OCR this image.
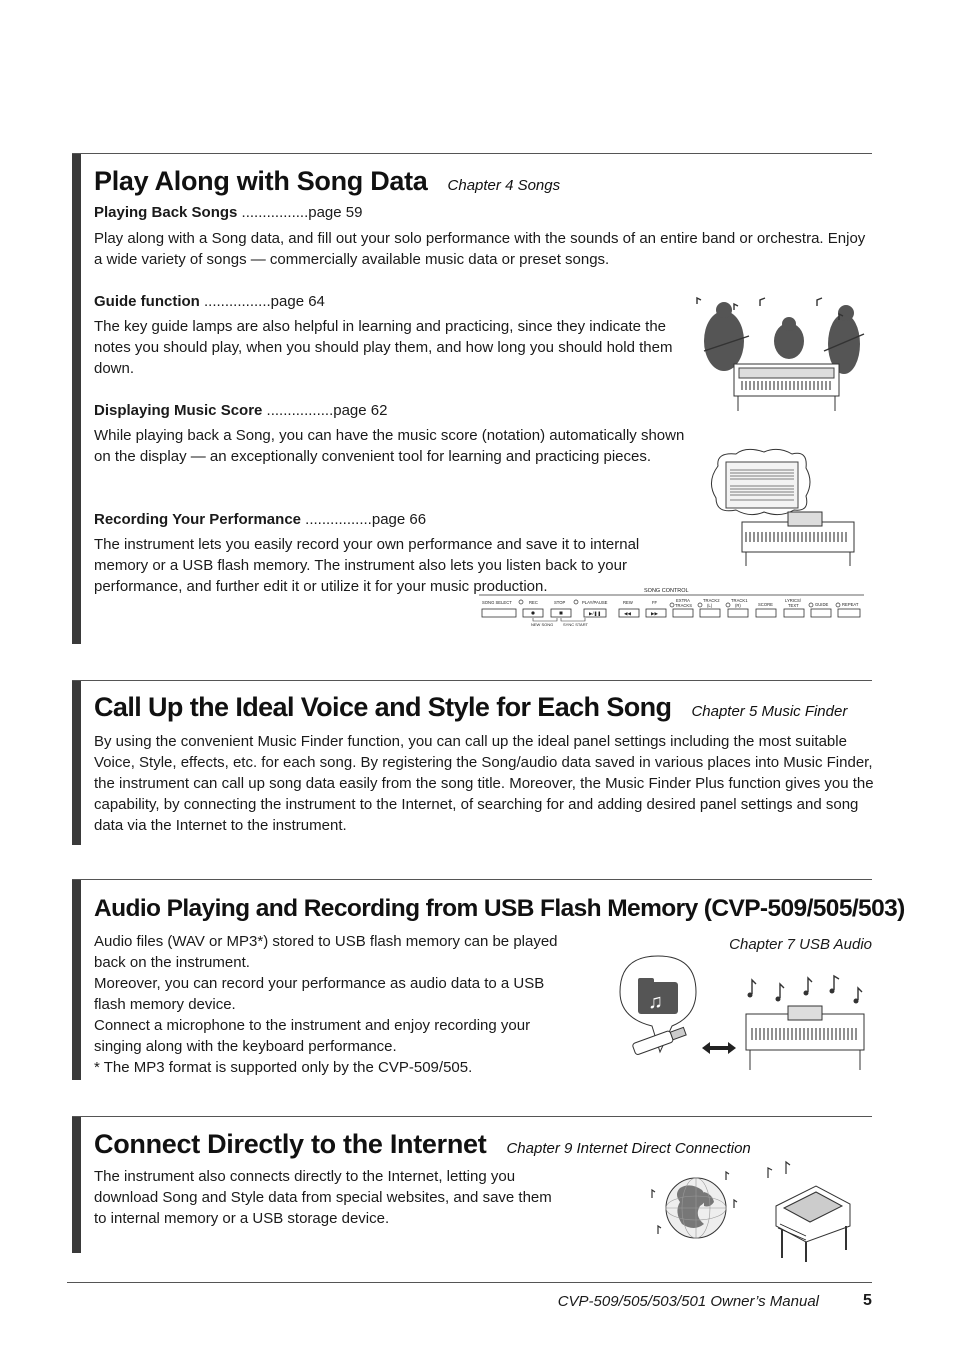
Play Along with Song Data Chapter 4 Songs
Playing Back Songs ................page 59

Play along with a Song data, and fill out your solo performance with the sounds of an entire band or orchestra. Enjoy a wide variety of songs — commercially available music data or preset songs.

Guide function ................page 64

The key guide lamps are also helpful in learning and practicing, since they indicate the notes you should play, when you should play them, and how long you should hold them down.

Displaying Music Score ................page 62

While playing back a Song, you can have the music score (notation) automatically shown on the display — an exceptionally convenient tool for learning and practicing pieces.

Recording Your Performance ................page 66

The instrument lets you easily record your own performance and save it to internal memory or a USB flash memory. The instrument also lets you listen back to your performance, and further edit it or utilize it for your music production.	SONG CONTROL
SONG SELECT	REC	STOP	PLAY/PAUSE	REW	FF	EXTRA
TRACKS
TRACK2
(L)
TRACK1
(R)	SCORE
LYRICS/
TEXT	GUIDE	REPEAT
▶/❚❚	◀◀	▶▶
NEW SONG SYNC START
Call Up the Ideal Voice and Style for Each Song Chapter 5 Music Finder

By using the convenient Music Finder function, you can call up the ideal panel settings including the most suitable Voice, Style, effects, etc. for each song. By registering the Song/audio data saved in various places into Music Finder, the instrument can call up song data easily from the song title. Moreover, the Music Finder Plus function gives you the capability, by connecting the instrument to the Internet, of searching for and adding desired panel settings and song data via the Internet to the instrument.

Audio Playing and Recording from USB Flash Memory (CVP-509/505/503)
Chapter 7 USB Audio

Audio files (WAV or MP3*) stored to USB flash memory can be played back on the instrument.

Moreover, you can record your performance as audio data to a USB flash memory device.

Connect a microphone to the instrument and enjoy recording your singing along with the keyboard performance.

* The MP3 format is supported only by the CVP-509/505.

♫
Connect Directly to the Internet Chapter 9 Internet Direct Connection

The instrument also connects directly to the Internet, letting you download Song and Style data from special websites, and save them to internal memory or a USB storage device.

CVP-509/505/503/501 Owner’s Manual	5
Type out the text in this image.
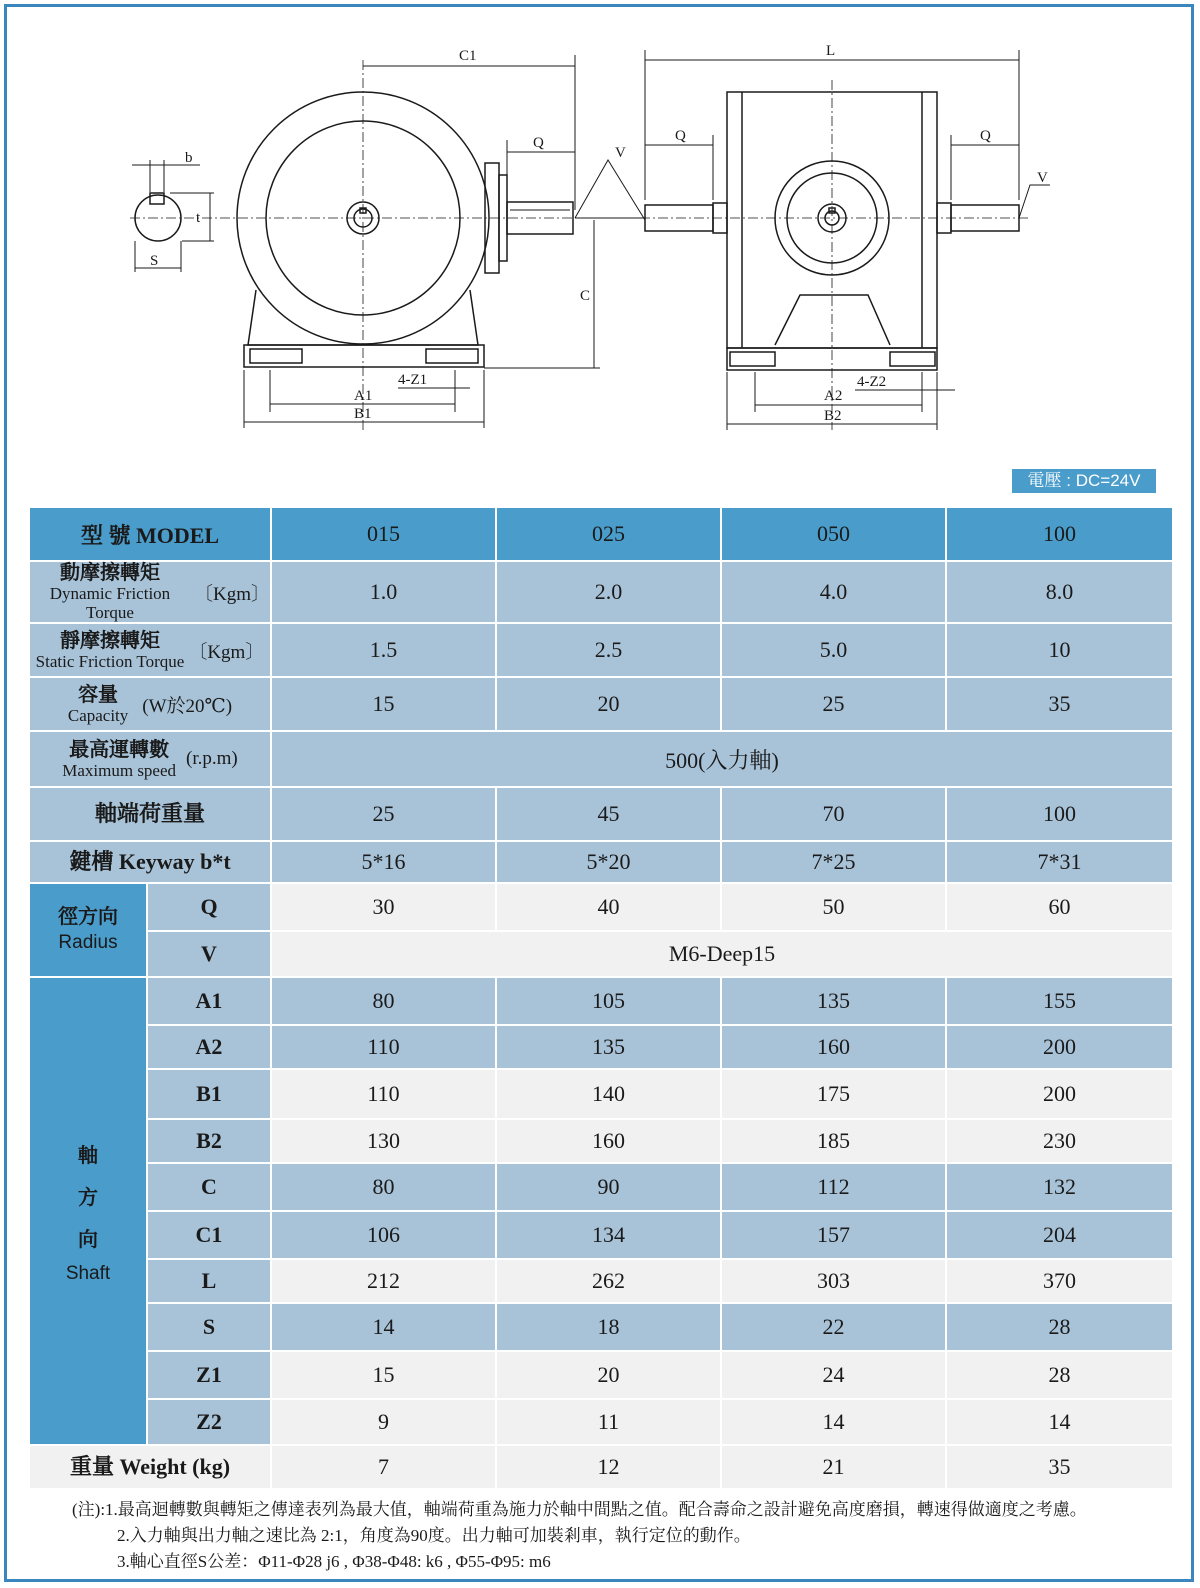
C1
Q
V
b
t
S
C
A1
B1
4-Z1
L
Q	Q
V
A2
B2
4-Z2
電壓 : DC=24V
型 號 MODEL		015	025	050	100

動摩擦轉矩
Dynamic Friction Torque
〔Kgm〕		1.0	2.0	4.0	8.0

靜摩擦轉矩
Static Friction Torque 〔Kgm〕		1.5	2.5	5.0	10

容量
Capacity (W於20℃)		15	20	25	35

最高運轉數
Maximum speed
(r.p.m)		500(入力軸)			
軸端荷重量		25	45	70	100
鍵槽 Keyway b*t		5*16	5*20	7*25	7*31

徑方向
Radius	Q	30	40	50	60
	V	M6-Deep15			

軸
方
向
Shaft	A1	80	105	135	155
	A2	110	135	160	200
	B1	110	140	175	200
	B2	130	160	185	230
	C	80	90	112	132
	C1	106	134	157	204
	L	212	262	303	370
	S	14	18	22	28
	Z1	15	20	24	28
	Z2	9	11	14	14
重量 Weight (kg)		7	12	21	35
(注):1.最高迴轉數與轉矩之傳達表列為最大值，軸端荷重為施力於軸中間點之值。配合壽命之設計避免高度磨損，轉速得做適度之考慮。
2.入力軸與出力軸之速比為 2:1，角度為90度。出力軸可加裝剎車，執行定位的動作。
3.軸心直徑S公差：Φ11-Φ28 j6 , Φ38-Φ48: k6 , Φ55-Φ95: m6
※
Using the data above, copy each line that contains "this".

OCR this image.
Type out the text in this image.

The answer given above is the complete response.